### The task
The records below need retyping in full; give them again exactly.

--- Begin Data section ---

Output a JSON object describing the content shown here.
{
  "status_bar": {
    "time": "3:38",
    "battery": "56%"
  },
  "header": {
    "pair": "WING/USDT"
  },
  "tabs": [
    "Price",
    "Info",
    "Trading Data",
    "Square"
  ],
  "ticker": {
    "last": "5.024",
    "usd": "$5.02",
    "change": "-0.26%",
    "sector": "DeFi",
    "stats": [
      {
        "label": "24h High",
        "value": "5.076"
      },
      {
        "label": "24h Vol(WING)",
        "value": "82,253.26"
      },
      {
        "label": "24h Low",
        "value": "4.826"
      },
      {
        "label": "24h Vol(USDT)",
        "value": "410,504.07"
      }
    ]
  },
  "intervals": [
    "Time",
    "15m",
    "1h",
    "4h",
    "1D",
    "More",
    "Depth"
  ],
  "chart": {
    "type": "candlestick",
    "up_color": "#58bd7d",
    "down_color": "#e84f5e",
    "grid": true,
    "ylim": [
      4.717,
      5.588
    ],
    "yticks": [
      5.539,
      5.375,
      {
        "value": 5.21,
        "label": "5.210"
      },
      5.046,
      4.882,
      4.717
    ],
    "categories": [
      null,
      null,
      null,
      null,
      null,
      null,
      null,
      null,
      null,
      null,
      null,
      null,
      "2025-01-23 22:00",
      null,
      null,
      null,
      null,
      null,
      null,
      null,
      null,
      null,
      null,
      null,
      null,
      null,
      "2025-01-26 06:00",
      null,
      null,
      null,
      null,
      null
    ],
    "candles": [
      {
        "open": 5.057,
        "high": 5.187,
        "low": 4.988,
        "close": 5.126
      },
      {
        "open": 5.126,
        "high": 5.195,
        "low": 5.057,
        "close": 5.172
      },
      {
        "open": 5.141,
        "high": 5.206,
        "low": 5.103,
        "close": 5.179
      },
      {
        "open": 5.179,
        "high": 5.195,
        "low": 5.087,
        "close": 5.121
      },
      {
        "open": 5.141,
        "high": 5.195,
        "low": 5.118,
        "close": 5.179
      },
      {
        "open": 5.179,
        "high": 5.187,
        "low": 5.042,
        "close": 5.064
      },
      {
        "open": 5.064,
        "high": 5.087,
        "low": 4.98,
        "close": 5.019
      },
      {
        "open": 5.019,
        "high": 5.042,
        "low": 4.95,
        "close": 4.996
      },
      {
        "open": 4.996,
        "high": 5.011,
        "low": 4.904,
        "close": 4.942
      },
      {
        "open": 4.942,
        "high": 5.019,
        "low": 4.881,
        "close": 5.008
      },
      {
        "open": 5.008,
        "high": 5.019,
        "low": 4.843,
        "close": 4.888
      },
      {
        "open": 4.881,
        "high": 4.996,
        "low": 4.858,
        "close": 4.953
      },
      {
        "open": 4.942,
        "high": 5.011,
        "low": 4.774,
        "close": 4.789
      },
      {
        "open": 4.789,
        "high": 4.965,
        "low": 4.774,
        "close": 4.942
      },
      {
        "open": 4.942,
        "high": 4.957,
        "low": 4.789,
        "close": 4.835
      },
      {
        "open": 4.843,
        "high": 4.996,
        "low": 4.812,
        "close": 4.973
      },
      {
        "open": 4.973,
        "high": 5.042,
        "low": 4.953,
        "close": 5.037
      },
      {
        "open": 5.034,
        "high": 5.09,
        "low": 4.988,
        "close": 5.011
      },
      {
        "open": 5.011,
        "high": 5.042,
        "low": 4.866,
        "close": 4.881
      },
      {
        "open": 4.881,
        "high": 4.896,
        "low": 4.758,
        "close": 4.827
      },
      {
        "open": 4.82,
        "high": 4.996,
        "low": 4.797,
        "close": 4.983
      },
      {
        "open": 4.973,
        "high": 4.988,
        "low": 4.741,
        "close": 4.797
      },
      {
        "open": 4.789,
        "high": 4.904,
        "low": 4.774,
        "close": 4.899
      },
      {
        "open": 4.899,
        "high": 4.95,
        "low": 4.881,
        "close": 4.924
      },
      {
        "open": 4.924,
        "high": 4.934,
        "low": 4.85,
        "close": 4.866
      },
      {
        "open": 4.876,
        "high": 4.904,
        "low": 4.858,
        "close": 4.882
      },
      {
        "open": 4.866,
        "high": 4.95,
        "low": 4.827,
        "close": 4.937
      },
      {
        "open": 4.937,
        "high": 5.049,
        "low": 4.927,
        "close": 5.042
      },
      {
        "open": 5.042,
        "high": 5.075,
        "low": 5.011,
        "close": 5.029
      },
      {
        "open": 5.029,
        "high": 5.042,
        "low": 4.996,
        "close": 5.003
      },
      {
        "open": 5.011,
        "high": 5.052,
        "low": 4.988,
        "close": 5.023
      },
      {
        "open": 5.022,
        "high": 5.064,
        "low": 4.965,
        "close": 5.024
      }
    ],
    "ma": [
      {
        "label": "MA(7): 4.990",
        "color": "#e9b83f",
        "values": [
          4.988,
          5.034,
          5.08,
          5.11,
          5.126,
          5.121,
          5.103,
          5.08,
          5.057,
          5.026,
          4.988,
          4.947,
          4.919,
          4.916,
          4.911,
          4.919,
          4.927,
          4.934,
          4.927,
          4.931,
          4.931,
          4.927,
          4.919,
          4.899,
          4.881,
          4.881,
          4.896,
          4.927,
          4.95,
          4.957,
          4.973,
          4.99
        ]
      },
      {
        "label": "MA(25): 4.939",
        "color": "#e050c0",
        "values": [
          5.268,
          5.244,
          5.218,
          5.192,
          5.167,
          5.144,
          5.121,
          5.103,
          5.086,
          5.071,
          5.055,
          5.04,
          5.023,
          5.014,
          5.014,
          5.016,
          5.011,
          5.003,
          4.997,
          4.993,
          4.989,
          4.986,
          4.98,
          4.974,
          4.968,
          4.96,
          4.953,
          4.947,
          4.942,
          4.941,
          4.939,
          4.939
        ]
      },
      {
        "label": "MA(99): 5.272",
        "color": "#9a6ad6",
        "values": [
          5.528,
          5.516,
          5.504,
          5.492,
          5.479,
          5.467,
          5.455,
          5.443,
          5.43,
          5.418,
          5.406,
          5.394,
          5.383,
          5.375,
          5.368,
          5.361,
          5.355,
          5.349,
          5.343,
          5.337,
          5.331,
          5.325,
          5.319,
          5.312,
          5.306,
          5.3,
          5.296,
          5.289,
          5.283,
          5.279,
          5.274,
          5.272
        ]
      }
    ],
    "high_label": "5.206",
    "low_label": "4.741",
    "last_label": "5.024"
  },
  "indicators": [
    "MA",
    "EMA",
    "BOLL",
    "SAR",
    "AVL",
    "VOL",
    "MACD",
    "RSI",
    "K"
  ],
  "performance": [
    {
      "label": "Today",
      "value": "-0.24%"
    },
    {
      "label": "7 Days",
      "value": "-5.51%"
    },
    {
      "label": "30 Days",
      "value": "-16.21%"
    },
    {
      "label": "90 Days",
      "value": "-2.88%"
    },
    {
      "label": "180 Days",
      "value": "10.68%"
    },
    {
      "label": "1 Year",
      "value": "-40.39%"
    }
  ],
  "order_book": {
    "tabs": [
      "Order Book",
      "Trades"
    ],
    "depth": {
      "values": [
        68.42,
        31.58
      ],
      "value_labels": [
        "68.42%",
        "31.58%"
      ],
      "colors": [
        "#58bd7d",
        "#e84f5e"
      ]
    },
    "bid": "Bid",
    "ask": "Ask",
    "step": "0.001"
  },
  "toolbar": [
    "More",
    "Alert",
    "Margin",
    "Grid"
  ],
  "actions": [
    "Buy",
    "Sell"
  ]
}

--- End Data section ---

### Result of the exercise
Output a JSON object describing the content shown here.
{
  "status_bar": {
    "time": "3:38",
    "battery": "56%"
  },
  "header": {
    "pair": "WING/USDT"
  },
  "tabs": [
    "Price",
    "Info",
    "Trading Data",
    "Square"
  ],
  "ticker": {
    "last": "5.024",
    "usd": "$5.02",
    "change": "-0.26%",
    "sector": "DeFi",
    "stats": [
      {
        "label": "24h High",
        "value": "5.076"
      },
      {
        "label": "24h Vol(WING)",
        "value": "82,253.26"
      },
      {
        "label": "24h Low",
        "value": "4.826"
      },
      {
        "label": "24h Vol(USDT)",
        "value": "410,504.07"
      }
    ]
  },
  "intervals": [
    "Time",
    "15m",
    "1h",
    "4h",
    "1D",
    "More",
    "Depth"
  ],
  "chart": {
    "type": "candlestick",
    "up_color": "#58bd7d",
    "down_color": "#e84f5e",
    "grid": true,
    "ylim": [
      4.717,
      5.588
    ],
    "yticks": [
      5.539,
      5.375,
      {
        "value": 5.21,
        "label": "5.210"
      },
      5.046,
      4.882,
      4.717
    ],
    "categories": [
      null,
      null,
      null,
      null,
      null,
      null,
      null,
      null,
      null,
      null,
      null,
      null,
      "2025-01-23 22:00",
      null,
      null,
      null,
      null,
      null,
      null,
      null,
      null,
      null,
      null,
      null,
      null,
      null,
      "2025-01-26 06:00",
      null,
      null,
      null,
      null,
      null
    ],
    "candles": [
      {
        "open": 5.057,
        "high": 5.187,
        "low": 4.988,
        "close": 5.126
      },
      {
        "open": 5.126,
        "high": 5.195,
        "low": 5.057,
        "close": 5.172
      },
      {
        "open": 5.141,
        "high": 5.206,
        "low": 5.103,
        "close": 5.179
      },
      {
        "open": 5.179,
        "high": 5.195,
        "low": 5.087,
        "close": 5.121
      },
      {
        "open": 5.141,
        "high": 5.195,
        "low": 5.118,
        "close": 5.179
      },
      {
        "open": 5.179,
        "high": 5.187,
        "low": 5.042,
        "close": 5.064
      },
      {
        "open": 5.064,
        "high": 5.087,
        "low": 4.98,
        "close": 5.019
      },
      {
        "open": 5.019,
        "high": 5.042,
        "low": 4.95,
        "close": 4.996
      },
      {
        "open": 4.996,
        "high": 5.011,
        "low": 4.904,
        "close": 4.942
      },
      {
        "open": 4.942,
        "high": 5.019,
        "low": 4.881,
        "close": 5.008
      },
      {
        "open": 5.008,
        "high": 5.019,
        "low": 4.843,
        "close": 4.888
      },
      {
        "open": 4.881,
        "high": 4.996,
        "low": 4.858,
        "close": 4.953
      },
      {
        "open": 4.942,
        "high": 5.011,
        "low": 4.774,
        "close": 4.789
      },
      {
        "open": 4.789,
        "high": 4.965,
        "low": 4.774,
        "close": 4.942
      },
      {
        "open": 4.942,
        "high": 4.957,
        "low": 4.789,
        "close": 4.835
      },
      {
        "open": 4.843,
        "high": 4.996,
        "low": 4.812,
        "close": 4.973
      },
      {
        "open": 4.973,
        "high": 5.042,
        "low": 4.953,
        "close": 5.037
      },
      {
        "open": 5.034,
        "high": 5.09,
        "low": 4.988,
        "close": 5.011
      },
      {
        "open": 5.011,
        "high": 5.042,
        "low": 4.866,
        "close": 4.881
      },
      {
        "open": 4.881,
        "high": 4.896,
        "low": 4.758,
        "close": 4.827
      },
      {
        "open": 4.82,
        "high": 4.996,
        "low": 4.797,
        "close": 4.983
      },
      {
        "open": 4.973,
        "high": 4.988,
        "low": 4.741,
        "close": 4.797
      },
      {
        "open": 4.789,
        "high": 4.904,
        "low": 4.774,
        "close": 4.899
      },
      {
        "open": 4.899,
        "high": 4.95,
        "low": 4.881,
        "close": 4.924
      },
      {
        "open": 4.924,
        "high": 4.934,
        "low": 4.85,
        "close": 4.866
      },
      {
        "open": 4.876,
        "high": 4.904,
        "low": 4.858,
        "close": 4.882
      },
      {
        "open": 4.866,
        "high": 4.95,
        "low": 4.827,
        "close": 4.937
      },
      {
        "open": 4.937,
        "high": 5.049,
        "low": 4.927,
        "close": 5.042
      },
      {
        "open": 5.042,
        "high": 5.075,
        "low": 5.011,
        "close": 5.029
      },
      {
        "open": 5.029,
        "high": 5.042,
        "low": 4.996,
        "close": 5.003
      },
      {
        "open": 5.011,
        "high": 5.052,
        "low": 4.988,
        "close": 5.023
      },
      {
        "open": 5.022,
        "high": 5.064,
        "low": 4.965,
        "close": 5.024
      }
    ],
    "ma": [
      {
        "label": "MA(7): 4.990",
        "color": "#e9b83f",
        "values": [
          4.988,
          5.034,
          5.08,
          5.11,
          5.126,
          5.121,
          5.103,
          5.08,
          5.057,
          5.026,
          4.988,
          4.947,
          4.919,
          4.916,
          4.911,
          4.919,
          4.927,
          4.934,
          4.927,
          4.931,
          4.931,
          4.927,
          4.919,
          4.899,
          4.881,
          4.881,
          4.896,
          4.927,
          4.95,
          4.957,
          4.973,
          4.99
        ]
      },
      {
        "label": "MA(25): 4.939",
        "color": "#e050c0",
        "values": [
          5.268,
          5.244,
          5.218,
          5.192,
          5.167,
          5.144,
          5.121,
          5.103,
          5.086,
          5.071,
          5.055,
          5.04,
          5.023,
          5.014,
          5.014,
          5.016,
          5.011,
          5.003,
          4.997,
          4.993,
          4.989,
          4.986,
          4.98,
          4.974,
          4.968,
          4.96,
          4.953,
          4.947,
          4.942,
          4.941,
          4.939,
          4.939
        ]
      },
      {
        "label": "MA(99): 5.272",
        "color": "#9a6ad6",
        "values": [
          5.528,
          5.516,
          5.504,
          5.492,
          5.479,
          5.467,
          5.455,
          5.443,
          5.43,
          5.418,
          5.406,
          5.394,
          5.383,
          5.375,
          5.368,
          5.361,
          5.355,
          5.349,
          5.343,
          5.337,
          5.331,
          5.325,
          5.319,
          5.312,
          5.306,
          5.3,
          5.296,
          5.289,
          5.283,
          5.279,
          5.274,
          5.272
        ]
      }
    ],
    "high_label": "5.206",
    "low_label": "4.741",
    "last_label": "5.024"
  },
  "indicators": [
    "MA",
    "EMA",
    "BOLL",
    "SAR",
    "AVL",
    "VOL",
    "MACD",
    "RSI",
    "K"
  ],
  "performance": [
    {
      "label": "Today",
      "value": "-0.24%"
    },
    {
      "label": "7 Days",
      "value": "-5.51%"
    },
    {
      "label": "30 Days",
      "value": "-16.21%"
    },
    {
      "label": "90 Days",
      "value": "-2.88%"
    },
    {
      "label": "180 Days",
      "value": "10.68%"
    },
    {
      "label": "1 Year",
      "value": "-40.39%"
    }
  ],
  "order_book": {
    "tabs": [
      "Order Book",
      "Trades"
    ],
    "depth": {
      "values": [
        68.42,
        31.58
      ],
      "value_labels": [
        "68.42%",
        "31.58%"
      ],
      "colors": [
        "#58bd7d",
        "#e84f5e"
      ]
    },
    "bid": "Bid",
    "ask": "Ask",
    "step": "0.001"
  },
  "toolbar": [
    "More",
    "Alert",
    "Margin",
    "Grid"
  ],
  "actions": [
    "Buy",
    "Sell"
  ]
}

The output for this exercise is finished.